§ **Exercise goal**
How many lines of the material below contain the string "MONTAÑAS"? Case counts, and reply with the number alone.

(Records contained in a dataset)
--- Start ---

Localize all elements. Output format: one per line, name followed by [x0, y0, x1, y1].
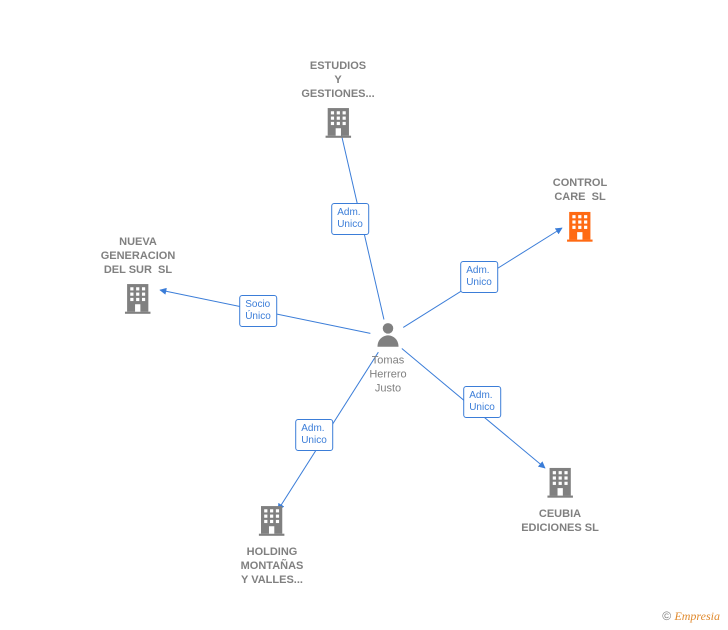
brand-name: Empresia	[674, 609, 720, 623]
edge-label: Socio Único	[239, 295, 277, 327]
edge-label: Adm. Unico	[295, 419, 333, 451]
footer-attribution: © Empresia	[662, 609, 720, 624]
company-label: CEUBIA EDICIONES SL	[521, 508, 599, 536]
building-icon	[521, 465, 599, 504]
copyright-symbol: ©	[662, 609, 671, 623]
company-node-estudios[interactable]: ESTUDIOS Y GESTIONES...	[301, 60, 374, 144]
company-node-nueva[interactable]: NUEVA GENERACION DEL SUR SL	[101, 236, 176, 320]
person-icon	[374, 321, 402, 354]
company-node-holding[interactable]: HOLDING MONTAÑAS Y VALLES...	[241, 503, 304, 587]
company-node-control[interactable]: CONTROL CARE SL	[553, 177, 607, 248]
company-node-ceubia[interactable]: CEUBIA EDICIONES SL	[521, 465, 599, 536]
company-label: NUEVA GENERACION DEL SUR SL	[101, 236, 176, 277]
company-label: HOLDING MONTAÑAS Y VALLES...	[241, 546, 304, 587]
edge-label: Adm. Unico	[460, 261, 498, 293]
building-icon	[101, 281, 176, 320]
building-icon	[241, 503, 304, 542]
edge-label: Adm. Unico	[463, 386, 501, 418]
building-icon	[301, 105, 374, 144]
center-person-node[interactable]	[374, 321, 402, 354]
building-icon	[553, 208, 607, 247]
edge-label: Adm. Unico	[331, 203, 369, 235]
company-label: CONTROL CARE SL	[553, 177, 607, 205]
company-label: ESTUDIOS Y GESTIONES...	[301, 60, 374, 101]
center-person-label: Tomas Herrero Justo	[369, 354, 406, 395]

--- End ---

§ **Exercise answer**
2